» Brief:
Output the full material exactly as it appears here.

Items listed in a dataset
—————

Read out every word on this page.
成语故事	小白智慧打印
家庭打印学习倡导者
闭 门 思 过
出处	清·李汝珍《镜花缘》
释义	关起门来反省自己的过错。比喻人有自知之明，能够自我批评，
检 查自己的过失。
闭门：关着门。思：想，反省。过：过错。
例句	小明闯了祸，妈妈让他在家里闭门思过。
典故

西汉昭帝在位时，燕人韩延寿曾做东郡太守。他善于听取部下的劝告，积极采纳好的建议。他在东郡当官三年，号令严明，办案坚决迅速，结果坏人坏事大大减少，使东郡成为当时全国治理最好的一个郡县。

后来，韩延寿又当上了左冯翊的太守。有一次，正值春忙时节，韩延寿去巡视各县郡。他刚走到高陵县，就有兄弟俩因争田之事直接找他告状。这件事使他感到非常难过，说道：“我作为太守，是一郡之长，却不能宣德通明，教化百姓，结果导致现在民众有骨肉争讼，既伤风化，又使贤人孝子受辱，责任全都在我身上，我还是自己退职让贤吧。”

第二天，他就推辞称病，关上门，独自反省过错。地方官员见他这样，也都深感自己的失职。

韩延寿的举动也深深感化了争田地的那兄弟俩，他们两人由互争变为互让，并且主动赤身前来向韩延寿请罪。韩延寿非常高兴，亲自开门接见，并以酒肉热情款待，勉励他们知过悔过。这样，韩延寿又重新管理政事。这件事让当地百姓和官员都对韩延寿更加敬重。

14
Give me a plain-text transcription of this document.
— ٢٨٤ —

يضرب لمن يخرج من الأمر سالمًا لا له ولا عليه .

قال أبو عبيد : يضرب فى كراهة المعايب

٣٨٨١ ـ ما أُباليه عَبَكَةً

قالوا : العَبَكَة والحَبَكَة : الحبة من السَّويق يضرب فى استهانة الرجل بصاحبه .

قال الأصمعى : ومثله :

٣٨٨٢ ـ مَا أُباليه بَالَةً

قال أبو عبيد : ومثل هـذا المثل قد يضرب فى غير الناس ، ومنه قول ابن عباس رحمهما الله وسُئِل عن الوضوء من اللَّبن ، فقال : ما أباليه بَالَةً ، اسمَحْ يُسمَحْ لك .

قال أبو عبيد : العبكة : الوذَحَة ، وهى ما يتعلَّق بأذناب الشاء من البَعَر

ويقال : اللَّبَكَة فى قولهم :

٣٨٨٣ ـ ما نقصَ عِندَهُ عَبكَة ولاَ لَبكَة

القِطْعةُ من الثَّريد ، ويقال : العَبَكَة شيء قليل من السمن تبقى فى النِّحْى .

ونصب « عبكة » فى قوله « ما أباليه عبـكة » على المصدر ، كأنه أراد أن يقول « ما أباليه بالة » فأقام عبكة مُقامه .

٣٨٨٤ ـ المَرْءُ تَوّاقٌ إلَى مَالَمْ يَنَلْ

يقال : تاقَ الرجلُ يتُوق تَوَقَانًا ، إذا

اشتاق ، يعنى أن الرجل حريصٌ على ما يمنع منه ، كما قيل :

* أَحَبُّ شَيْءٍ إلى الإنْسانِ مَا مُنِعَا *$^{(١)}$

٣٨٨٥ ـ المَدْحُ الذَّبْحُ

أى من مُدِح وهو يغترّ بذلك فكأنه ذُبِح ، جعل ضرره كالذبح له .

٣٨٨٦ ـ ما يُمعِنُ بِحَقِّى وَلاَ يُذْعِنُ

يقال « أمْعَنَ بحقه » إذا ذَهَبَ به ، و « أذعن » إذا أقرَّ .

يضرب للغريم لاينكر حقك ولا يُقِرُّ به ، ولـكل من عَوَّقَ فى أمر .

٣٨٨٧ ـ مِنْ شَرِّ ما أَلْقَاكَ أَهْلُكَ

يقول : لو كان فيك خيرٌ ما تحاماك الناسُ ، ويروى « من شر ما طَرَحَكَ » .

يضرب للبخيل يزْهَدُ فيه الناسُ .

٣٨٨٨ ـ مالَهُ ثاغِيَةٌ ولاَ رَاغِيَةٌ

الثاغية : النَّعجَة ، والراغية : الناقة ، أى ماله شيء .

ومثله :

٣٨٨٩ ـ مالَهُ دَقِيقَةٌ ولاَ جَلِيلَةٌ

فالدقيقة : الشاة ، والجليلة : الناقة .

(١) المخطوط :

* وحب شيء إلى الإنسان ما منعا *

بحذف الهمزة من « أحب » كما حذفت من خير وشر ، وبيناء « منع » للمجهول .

—————

» Output for this task:
Read out every word on this page.
成语故事	小白智慧打印
家庭打印学习倡导者
闭 门 思 过
出处	清·李汝珍《镜花缘》
释义	关起门来反省自己的过错。比喻人有自知之明，能够自我批评，
检 查自己的过失。
闭门：关着门。思：想，反省。过：过错。
例句	小明闯了祸，妈妈让他在家里闭门思过。
典故

西汉昭帝在位时，燕人韩延寿曾做东郡太守。他善于听取部下的劝告，积极采纳好的建议。他在东郡当官三年，号令严明，办案坚决迅速，结果坏人坏事大大减少，使东郡成为当时全国治理最好的一个郡县。

后来，韩延寿又当上了左冯翊的太守。有一次，正值春忙时节，韩延寿去巡视各县郡。他刚走到高陵县，就有兄弟俩因争田之事直接找他告状。这件事使他感到非常难过，说道：“我作为太守，是一郡之长，却不能宣德通明，教化百姓，结果导致现在民众有骨肉争讼，既伤风化，又使贤人孝子受辱，责任全都在我身上，我还是自己退职让贤吧。”

第二天，他就推辞称病，关上门，独自反省过错。地方官员见他这样，也都深感自己的失职。

韩延寿的举动也深深感化了争田地的那兄弟俩，他们两人由互争变为互让，并且主动赤身前来向韩延寿请罪。韩延寿非常高兴，亲自开门接见，并以酒肉热情款待，勉励他们知过悔过。这样，韩延寿又重新管理政事。这件事让当地百姓和官员都对韩延寿更加敬重。

14
Give me a plain-text transcription of this document.
— ٢٨٤ —

يضرب لمن يخرج من الأمر سالمًا لا له ولا عليه .

قال أبو عبيد : يضرب فى كراهة المعايب

٣٨٨١ ـ ما أُباليه عَبَكَةً

قالوا : العَبَكَة والحَبَكَة : الحبة من السَّويق يضرب فى استهانة الرجل بصاحبه .

قال الأصمعى : ومثله :

٣٨٨٢ ـ مَا أُباليه بَالَةً

قال أبو عبيد : ومثل هـذا المثل قد يضرب فى غير الناس ، ومنه قول ابن عباس رحمهما الله وسُئِل عن الوضوء من اللَّبن ، فقال : ما أباليه بَالَةً ، اسمَحْ يُسمَحْ لك .

قال أبو عبيد : العبكة : الوذَحَة ، وهى ما يتعلَّق بأذناب الشاء من البَعَر

ويقال : اللَّبَكَة فى قولهم :

٣٨٨٣ ـ ما نقصَ عِندَهُ عَبكَة ولاَ لَبكَة

القِطْعةُ من الثَّريد ، ويقال : العَبَكَة شيء قليل من السمن تبقى فى النِّحْى .

ونصب « عبكة » فى قوله « ما أباليه عبـكة » على المصدر ، كأنه أراد أن يقول « ما أباليه بالة » فأقام عبكة مُقامه .

٣٨٨٤ ـ المَرْءُ تَوّاقٌ إلَى مَالَمْ يَنَلْ

يقال : تاقَ الرجلُ يتُوق تَوَقَانًا ، إذا

اشتاق ، يعنى أن الرجل حريصٌ على ما يمنع منه ، كما قيل :

* أَحَبُّ شَيْءٍ إلى الإنْسانِ مَا مُنِعَا *$^{(١)}$

٣٨٨٥ ـ المَدْحُ الذَّبْحُ

أى من مُدِح وهو يغترّ بذلك فكأنه ذُبِح ، جعل ضرره كالذبح له .

٣٨٨٦ ـ ما يُمعِنُ بِحَقِّى وَلاَ يُذْعِنُ

يقال « أمْعَنَ بحقه » إذا ذَهَبَ به ، و « أذعن » إذا أقرَّ .

يضرب للغريم لاينكر حقك ولا يُقِرُّ به ، ولـكل من عَوَّقَ فى أمر .

٣٨٨٧ ـ مِنْ شَرِّ ما أَلْقَاكَ أَهْلُكَ

يقول : لو كان فيك خيرٌ ما تحاماك الناسُ ، ويروى « من شر ما طَرَحَكَ » .

يضرب للبخيل يزْهَدُ فيه الناسُ .

٣٨٨٨ ـ مالَهُ ثاغِيَةٌ ولاَ رَاغِيَةٌ

الثاغية : النَّعجَة ، والراغية : الناقة ، أى ماله شيء .

ومثله :

٣٨٨٩ ـ مالَهُ دَقِيقَةٌ ولاَ جَلِيلَةٌ

فالدقيقة : الشاة ، والجليلة : الناقة .

(١) المخطوط :

* وحب شيء إلى الإنسان ما منعا *

بحذف الهمزة من « أحب » كما حذفت من خير وشر ، وبيناء « منع » للمجهول .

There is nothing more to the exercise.